──────── Dataset records
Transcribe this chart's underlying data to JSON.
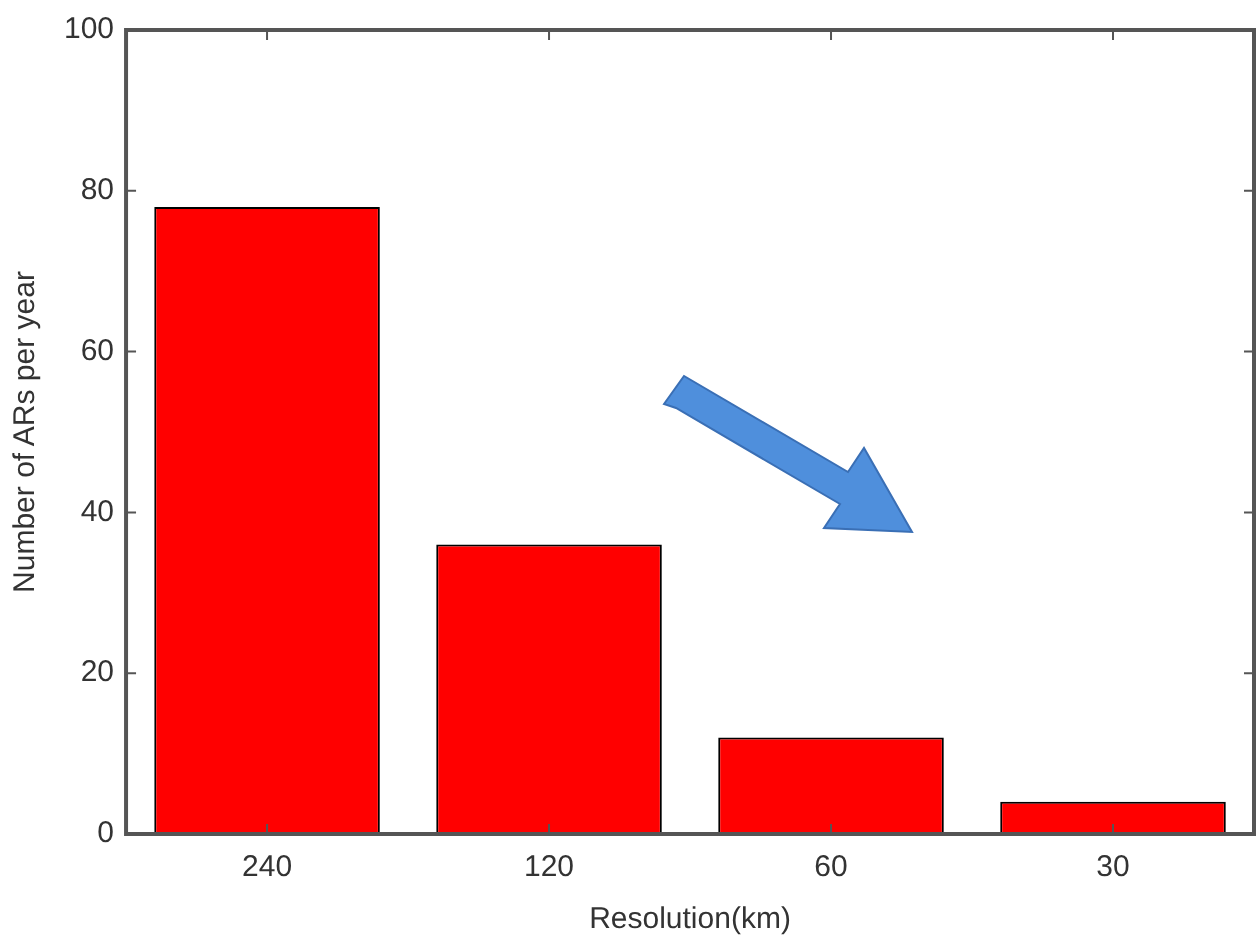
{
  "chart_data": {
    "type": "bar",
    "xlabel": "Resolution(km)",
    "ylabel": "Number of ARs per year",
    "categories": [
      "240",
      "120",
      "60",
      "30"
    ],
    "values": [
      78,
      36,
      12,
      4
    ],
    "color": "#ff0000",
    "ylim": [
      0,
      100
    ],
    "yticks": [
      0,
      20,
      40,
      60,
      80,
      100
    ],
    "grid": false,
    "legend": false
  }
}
────────────────
Exercise objective:
Copy the records word for word, leaving no picture in the copy.

Answer to this problem:
Transcribe this chart's underlying data to JSON.
{
  "chart_data": {
    "type": "bar",
    "xlabel": "Resolution(km)",
    "ylabel": "Number of ARs per year",
    "categories": [
      "240",
      "120",
      "60",
      "30"
    ],
    "values": [
      78,
      36,
      12,
      4
    ],
    "color": "#ff0000",
    "ylim": [
      0,
      100
    ],
    "yticks": [
      0,
      20,
      40,
      60,
      80,
      100
    ],
    "grid": false,
    "legend": false
  }
}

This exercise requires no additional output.